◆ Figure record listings
__________________________________________________

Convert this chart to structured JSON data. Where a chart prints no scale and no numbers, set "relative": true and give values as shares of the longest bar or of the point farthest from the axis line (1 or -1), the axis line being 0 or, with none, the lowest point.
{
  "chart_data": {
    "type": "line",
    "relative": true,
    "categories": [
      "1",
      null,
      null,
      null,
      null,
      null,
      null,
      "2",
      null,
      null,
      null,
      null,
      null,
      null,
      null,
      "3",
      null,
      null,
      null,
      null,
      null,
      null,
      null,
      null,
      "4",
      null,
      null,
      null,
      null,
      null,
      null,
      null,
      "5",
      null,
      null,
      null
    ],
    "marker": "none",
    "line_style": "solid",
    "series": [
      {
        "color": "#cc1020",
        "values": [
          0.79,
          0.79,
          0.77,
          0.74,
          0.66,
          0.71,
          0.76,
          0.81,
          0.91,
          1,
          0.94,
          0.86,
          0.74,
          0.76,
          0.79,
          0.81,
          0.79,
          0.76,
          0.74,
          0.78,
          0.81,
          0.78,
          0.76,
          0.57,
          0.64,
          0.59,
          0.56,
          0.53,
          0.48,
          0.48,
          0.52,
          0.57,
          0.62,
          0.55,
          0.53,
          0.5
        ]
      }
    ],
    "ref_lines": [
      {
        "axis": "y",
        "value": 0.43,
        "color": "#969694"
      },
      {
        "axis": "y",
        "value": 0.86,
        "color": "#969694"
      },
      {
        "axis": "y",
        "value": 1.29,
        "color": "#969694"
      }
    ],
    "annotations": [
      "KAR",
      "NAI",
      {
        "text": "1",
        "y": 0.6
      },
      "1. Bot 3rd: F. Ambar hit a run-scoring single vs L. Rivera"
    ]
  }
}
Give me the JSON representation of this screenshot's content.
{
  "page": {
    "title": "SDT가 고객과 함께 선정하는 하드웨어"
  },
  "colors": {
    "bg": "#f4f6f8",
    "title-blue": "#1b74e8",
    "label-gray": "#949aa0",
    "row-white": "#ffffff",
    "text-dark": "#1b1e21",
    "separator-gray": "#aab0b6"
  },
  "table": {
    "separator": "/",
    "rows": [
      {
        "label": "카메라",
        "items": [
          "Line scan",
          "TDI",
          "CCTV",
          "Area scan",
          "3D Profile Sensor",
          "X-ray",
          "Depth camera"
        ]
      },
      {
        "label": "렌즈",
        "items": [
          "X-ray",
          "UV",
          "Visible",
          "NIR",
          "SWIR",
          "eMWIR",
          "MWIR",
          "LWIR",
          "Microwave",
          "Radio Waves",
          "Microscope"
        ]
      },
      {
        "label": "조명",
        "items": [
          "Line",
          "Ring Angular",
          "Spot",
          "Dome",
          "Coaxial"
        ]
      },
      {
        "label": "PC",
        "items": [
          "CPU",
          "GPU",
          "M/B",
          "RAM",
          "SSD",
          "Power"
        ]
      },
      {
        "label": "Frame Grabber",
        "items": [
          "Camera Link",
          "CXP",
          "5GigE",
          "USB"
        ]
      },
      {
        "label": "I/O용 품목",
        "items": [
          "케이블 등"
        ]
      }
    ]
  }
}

__________________________________________________

◆ EXERCISE BRIEF
Write out the listing once more, matching it exactly.

◆ EXERCISE RESULT
Convert this chart to structured JSON data. Where a chart prints no scale and no numbers, set "relative": true and give values as shares of the longest bar or of the point farthest from the axis line (1 or -1), the axis line being 0 or, with none, the lowest point.
{
  "chart_data": {
    "type": "line",
    "relative": true,
    "categories": [
      "1",
      null,
      null,
      null,
      null,
      null,
      null,
      "2",
      null,
      null,
      null,
      null,
      null,
      null,
      null,
      "3",
      null,
      null,
      null,
      null,
      null,
      null,
      null,
      null,
      "4",
      null,
      null,
      null,
      null,
      null,
      null,
      null,
      "5",
      null,
      null,
      null
    ],
    "marker": "none",
    "line_style": "solid",
    "series": [
      {
        "color": "#cc1020",
        "values": [
          0.79,
          0.79,
          0.77,
          0.74,
          0.66,
          0.71,
          0.76,
          0.81,
          0.91,
          1,
          0.94,
          0.86,
          0.74,
          0.76,
          0.79,
          0.81,
          0.79,
          0.76,
          0.74,
          0.78,
          0.81,
          0.78,
          0.76,
          0.57,
          0.64,
          0.59,
          0.56,
          0.53,
          0.48,
          0.48,
          0.52,
          0.57,
          0.62,
          0.55,
          0.53,
          0.5
        ]
      }
    ],
    "ref_lines": [
      {
        "axis": "y",
        "value": 0.43,
        "color": "#969694"
      },
      {
        "axis": "y",
        "value": 0.86,
        "color": "#969694"
      },
      {
        "axis": "y",
        "value": 1.29,
        "color": "#969694"
      }
    ],
    "annotations": [
      "KAR",
      "NAI",
      {
        "text": "1",
        "y": 0.6
      },
      "1. Bot 3rd: F. Ambar hit a run-scoring single vs L. Rivera"
    ]
  }
}
Give me the JSON representation of this screenshot's content.
{
  "page": {
    "title": "SDT가 고객과 함께 선정하는 하드웨어"
  },
  "colors": {
    "bg": "#f4f6f8",
    "title-blue": "#1b74e8",
    "label-gray": "#949aa0",
    "row-white": "#ffffff",
    "text-dark": "#1b1e21",
    "separator-gray": "#aab0b6"
  },
  "table": {
    "separator": "/",
    "rows": [
      {
        "label": "카메라",
        "items": [
          "Line scan",
          "TDI",
          "CCTV",
          "Area scan",
          "3D Profile Sensor",
          "X-ray",
          "Depth camera"
        ]
      },
      {
        "label": "렌즈",
        "items": [
          "X-ray",
          "UV",
          "Visible",
          "NIR",
          "SWIR",
          "eMWIR",
          "MWIR",
          "LWIR",
          "Microwave",
          "Radio Waves",
          "Microscope"
        ]
      },
      {
        "label": "조명",
        "items": [
          "Line",
          "Ring Angular",
          "Spot",
          "Dome",
          "Coaxial"
        ]
      },
      {
        "label": "PC",
        "items": [
          "CPU",
          "GPU",
          "M/B",
          "RAM",
          "SSD",
          "Power"
        ]
      },
      {
        "label": "Frame Grabber",
        "items": [
          "Camera Link",
          "CXP",
          "5GigE",
          "USB"
        ]
      },
      {
        "label": "I/O용 품목",
        "items": [
          "케이블 등"
        ]
      }
    ]
  }
}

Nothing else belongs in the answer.